## Directions for this task
Show every line of the records below that contains the string "title", matching case exactly.

-- BEGIN Entries supplied --

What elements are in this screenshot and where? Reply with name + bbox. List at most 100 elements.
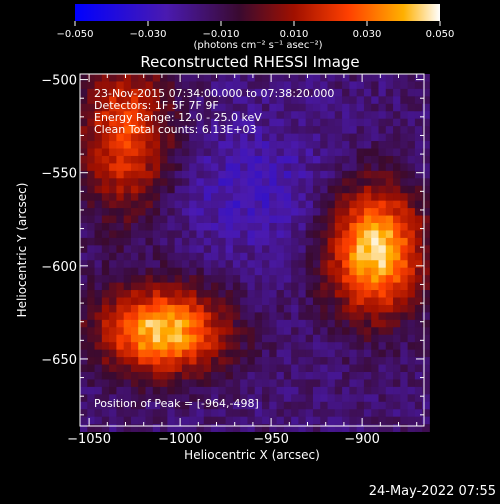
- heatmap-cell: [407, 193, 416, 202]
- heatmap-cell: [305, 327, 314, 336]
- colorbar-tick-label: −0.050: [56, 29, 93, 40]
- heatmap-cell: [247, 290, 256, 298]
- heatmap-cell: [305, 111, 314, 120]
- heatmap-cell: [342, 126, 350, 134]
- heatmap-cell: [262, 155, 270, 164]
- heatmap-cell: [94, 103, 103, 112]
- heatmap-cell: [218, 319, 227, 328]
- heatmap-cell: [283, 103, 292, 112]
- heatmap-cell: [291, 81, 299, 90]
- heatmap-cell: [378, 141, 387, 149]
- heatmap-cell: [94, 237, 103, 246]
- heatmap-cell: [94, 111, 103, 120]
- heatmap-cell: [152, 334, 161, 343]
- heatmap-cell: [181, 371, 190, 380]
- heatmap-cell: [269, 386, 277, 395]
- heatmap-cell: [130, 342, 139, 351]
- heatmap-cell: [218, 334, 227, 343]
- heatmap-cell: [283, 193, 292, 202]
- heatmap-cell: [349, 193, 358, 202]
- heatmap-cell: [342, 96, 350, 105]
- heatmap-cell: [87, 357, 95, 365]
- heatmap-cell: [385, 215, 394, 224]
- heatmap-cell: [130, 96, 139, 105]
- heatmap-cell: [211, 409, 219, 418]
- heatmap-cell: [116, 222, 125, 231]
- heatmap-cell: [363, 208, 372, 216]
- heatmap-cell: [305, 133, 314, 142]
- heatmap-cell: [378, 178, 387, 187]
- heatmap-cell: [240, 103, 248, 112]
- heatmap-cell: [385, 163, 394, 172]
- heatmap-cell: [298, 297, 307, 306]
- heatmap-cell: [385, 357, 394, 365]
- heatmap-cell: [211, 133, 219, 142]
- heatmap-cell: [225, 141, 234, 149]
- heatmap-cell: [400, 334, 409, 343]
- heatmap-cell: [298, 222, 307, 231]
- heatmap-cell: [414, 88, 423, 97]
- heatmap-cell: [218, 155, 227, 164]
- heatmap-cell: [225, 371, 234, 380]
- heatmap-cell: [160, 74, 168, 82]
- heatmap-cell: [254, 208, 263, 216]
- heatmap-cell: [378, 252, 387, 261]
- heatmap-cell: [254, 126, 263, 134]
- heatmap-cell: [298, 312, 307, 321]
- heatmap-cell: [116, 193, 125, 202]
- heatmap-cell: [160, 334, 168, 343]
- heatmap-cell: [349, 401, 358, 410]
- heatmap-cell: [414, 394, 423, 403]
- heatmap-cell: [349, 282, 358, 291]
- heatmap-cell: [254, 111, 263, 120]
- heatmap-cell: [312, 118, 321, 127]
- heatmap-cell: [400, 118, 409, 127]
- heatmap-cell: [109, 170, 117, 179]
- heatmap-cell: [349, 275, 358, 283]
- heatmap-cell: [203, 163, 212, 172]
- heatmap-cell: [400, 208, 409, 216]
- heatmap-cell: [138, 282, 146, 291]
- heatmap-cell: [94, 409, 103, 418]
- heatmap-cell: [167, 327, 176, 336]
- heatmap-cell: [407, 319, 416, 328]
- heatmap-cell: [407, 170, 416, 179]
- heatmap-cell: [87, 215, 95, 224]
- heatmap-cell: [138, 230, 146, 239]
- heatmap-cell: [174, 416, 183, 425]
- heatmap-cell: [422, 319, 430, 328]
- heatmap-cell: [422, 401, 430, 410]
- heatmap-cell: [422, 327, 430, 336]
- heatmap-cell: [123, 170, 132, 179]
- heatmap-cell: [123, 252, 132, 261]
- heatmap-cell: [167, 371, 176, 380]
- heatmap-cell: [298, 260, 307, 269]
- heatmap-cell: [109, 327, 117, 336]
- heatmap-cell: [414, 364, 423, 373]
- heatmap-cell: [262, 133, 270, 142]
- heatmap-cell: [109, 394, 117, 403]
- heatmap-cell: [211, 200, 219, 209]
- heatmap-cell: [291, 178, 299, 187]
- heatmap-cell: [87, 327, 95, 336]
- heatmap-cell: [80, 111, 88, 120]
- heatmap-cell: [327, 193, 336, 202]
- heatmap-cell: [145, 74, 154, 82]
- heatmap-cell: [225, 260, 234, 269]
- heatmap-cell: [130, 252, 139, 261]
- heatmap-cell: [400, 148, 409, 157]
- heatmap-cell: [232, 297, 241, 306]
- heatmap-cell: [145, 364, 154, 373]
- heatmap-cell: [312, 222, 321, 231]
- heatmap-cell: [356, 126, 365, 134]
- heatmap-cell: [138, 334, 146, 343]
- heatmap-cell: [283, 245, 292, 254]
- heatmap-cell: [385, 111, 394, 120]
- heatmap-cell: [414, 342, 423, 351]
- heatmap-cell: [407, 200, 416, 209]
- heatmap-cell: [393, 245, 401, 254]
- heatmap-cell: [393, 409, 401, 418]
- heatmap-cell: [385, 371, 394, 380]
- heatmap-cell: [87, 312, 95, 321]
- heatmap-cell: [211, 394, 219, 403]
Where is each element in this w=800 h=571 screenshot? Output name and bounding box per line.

-- END Entries supplied --
-- BEGIN Entries supplied --

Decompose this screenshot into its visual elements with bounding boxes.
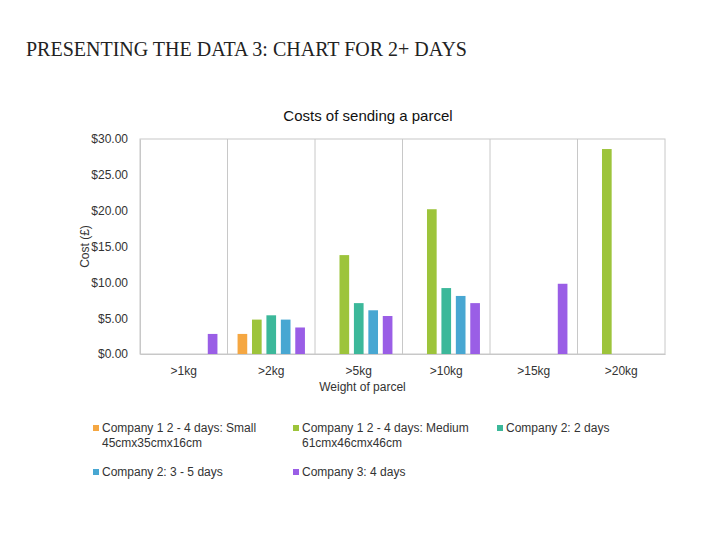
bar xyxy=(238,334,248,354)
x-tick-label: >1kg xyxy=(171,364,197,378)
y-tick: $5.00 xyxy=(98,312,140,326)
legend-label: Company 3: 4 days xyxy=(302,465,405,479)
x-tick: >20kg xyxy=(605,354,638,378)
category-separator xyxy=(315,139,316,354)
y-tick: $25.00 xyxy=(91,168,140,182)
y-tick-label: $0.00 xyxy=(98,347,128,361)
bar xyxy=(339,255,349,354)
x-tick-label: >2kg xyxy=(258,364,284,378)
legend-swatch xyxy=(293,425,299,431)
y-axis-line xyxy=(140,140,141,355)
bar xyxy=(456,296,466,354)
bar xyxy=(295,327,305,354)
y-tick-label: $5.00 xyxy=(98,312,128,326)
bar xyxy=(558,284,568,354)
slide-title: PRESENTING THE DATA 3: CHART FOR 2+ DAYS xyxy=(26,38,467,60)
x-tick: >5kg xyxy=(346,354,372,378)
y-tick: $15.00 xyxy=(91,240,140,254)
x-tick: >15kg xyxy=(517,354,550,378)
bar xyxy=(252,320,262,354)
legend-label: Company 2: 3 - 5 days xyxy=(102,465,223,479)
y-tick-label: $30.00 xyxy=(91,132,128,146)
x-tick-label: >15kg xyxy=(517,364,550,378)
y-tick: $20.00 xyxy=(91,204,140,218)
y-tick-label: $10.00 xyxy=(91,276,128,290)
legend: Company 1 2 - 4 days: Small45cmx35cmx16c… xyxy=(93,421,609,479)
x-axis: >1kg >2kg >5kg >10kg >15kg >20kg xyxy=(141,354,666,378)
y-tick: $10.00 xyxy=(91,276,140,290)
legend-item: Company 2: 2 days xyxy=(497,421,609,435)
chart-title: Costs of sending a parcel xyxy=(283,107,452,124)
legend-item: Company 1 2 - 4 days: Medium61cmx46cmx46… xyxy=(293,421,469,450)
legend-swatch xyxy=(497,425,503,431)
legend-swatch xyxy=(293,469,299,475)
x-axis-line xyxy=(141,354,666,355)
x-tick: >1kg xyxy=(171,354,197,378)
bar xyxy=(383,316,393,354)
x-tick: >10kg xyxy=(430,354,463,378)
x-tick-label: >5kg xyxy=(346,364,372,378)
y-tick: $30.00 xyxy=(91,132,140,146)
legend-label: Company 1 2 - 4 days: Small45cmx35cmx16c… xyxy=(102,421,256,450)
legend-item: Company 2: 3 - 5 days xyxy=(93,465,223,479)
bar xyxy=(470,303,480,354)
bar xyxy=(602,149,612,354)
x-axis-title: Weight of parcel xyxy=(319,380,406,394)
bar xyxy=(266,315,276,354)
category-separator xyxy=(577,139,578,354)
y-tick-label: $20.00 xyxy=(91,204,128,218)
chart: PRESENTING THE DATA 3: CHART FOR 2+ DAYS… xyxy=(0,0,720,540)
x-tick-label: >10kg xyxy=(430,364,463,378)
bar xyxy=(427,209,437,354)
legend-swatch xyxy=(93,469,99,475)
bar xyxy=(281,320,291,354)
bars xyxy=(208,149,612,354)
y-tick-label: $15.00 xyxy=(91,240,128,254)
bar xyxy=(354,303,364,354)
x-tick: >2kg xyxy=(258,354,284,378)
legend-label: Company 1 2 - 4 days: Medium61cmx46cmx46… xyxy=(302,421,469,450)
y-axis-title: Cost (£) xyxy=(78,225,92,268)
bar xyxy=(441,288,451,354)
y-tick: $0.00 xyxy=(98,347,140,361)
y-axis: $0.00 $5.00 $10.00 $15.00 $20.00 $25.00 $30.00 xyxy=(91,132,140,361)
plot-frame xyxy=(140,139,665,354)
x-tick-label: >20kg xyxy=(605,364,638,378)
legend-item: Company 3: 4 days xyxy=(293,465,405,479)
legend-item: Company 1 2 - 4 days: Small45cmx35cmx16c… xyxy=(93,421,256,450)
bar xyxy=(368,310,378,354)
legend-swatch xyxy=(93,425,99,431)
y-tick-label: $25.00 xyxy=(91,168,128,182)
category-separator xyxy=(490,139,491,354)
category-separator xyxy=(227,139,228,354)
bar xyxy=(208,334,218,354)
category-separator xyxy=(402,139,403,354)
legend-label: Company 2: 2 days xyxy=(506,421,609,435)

-- END Entries supplied --
-- BEGIN Entries supplied --

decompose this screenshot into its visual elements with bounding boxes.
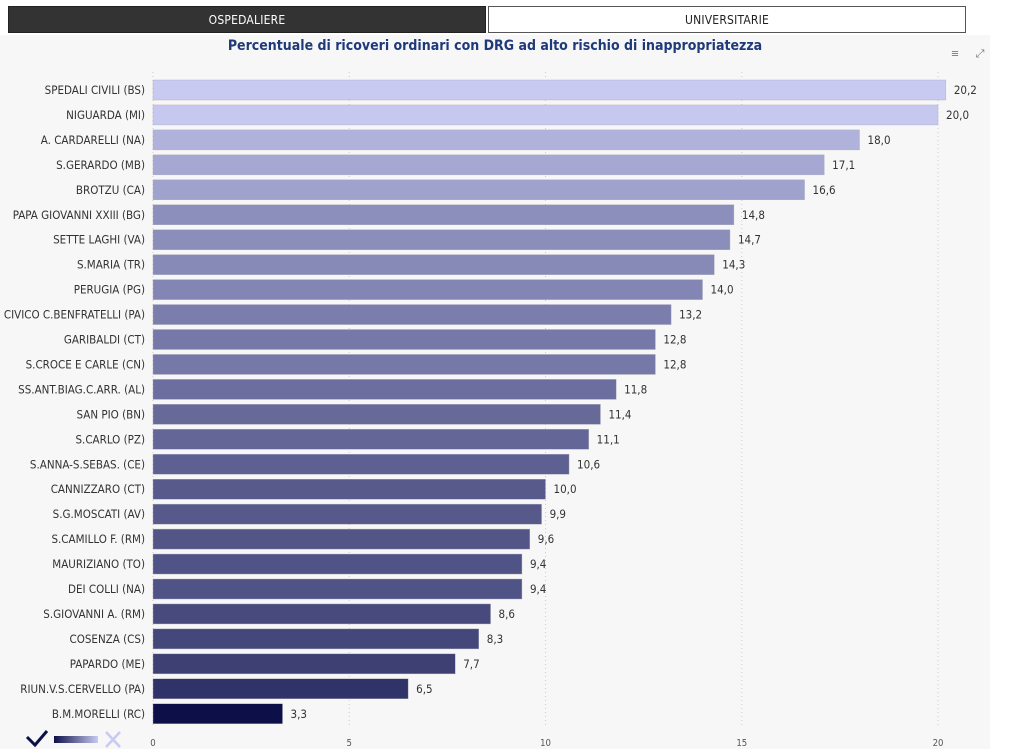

-- END Entries supplied --

## Finished answer
slide-title: PRESENTING THE DATA 3: CHART FOR 2+ DAYS xyxy=(26,38,467,60)
chart-title: Costs of sending a parcel xyxy=(283,107,452,124)
x-axis-title: Weight of parcel xyxy=(319,380,406,394)
y-axis-title: Cost (£) xyxy=(78,225,92,268)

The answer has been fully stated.